■ Objective ■
Sift the material for lines containing "JSON", and return them.

[Collected data entries]
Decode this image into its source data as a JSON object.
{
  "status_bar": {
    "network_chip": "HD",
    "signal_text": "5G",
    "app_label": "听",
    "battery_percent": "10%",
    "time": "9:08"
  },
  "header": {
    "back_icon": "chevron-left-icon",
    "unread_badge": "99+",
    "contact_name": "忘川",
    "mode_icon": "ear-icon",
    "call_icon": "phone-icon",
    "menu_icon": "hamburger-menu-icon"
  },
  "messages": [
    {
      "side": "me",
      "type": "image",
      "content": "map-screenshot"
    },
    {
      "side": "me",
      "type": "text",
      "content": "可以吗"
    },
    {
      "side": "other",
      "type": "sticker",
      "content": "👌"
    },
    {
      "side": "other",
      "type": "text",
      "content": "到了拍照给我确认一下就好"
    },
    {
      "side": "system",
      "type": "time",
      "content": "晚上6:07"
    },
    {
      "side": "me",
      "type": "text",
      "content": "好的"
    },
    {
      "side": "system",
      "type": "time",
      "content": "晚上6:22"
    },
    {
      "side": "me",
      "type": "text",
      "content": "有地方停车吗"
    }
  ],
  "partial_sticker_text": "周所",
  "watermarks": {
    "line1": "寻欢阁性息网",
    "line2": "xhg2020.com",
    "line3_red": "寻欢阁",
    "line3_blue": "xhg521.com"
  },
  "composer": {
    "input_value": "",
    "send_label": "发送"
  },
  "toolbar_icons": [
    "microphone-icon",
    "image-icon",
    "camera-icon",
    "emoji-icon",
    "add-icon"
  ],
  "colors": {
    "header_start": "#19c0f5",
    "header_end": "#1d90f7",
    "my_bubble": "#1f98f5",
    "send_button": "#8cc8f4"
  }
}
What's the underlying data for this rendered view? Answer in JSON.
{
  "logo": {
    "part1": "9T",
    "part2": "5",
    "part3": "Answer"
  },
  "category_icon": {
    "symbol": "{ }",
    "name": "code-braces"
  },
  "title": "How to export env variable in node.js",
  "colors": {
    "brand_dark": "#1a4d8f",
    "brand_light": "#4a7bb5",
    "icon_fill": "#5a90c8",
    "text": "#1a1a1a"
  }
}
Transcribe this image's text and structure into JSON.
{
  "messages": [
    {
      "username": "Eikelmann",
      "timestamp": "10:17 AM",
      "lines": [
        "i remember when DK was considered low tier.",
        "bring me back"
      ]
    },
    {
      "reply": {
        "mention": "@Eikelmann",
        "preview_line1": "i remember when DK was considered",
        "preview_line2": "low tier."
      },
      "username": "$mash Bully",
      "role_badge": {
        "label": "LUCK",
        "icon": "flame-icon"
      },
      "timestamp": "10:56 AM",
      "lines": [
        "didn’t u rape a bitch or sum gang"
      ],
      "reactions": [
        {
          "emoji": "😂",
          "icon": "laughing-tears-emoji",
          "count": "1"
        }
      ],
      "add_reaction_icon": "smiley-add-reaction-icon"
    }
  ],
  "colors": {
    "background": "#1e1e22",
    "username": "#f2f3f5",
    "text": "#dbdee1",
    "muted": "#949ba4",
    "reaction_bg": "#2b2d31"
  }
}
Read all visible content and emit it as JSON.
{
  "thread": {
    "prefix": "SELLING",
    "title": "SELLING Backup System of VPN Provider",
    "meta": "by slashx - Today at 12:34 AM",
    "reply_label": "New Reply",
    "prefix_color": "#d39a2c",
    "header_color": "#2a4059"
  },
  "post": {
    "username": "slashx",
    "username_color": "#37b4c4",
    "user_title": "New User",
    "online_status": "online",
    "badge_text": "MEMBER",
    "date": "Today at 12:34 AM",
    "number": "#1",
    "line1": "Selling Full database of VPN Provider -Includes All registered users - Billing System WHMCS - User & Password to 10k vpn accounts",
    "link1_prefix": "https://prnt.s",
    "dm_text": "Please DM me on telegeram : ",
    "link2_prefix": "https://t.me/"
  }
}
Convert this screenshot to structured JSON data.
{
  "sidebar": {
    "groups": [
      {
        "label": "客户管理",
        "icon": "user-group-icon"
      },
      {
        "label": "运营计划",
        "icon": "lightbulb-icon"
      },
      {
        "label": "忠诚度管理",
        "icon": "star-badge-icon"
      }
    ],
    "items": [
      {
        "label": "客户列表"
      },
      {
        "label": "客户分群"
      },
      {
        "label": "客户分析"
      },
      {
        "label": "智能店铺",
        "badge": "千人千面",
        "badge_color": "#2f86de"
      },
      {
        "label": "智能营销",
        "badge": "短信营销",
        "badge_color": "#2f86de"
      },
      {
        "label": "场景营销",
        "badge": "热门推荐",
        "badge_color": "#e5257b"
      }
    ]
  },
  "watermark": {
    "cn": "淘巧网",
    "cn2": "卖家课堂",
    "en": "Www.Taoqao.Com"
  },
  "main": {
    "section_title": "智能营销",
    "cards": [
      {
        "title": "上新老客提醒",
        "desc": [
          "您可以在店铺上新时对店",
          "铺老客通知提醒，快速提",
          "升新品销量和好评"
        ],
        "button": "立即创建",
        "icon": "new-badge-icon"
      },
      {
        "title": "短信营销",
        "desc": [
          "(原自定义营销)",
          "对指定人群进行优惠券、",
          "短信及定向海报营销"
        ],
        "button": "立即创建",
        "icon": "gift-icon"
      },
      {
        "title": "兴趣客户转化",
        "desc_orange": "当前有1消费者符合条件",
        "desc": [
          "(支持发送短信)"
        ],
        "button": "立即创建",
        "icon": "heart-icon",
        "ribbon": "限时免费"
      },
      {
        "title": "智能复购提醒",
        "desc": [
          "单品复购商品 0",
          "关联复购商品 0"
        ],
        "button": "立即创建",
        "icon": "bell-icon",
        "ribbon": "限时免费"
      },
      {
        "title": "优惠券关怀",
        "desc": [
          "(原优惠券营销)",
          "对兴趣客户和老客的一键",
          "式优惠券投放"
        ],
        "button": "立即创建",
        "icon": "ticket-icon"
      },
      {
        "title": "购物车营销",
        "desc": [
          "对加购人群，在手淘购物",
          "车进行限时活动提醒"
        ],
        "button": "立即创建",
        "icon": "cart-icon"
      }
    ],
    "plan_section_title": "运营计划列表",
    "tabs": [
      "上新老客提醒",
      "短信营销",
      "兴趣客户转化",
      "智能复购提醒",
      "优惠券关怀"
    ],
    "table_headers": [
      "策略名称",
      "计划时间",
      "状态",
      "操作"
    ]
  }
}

■ Complete answer ■
Decode this image into its source data as a JSON object.
What's the underlying data for this rendered view? Answer in JSON.
Transcribe this image's text and structure into JSON.
Read all visible content and emit it as JSON.
Convert this screenshot to structured JSON data.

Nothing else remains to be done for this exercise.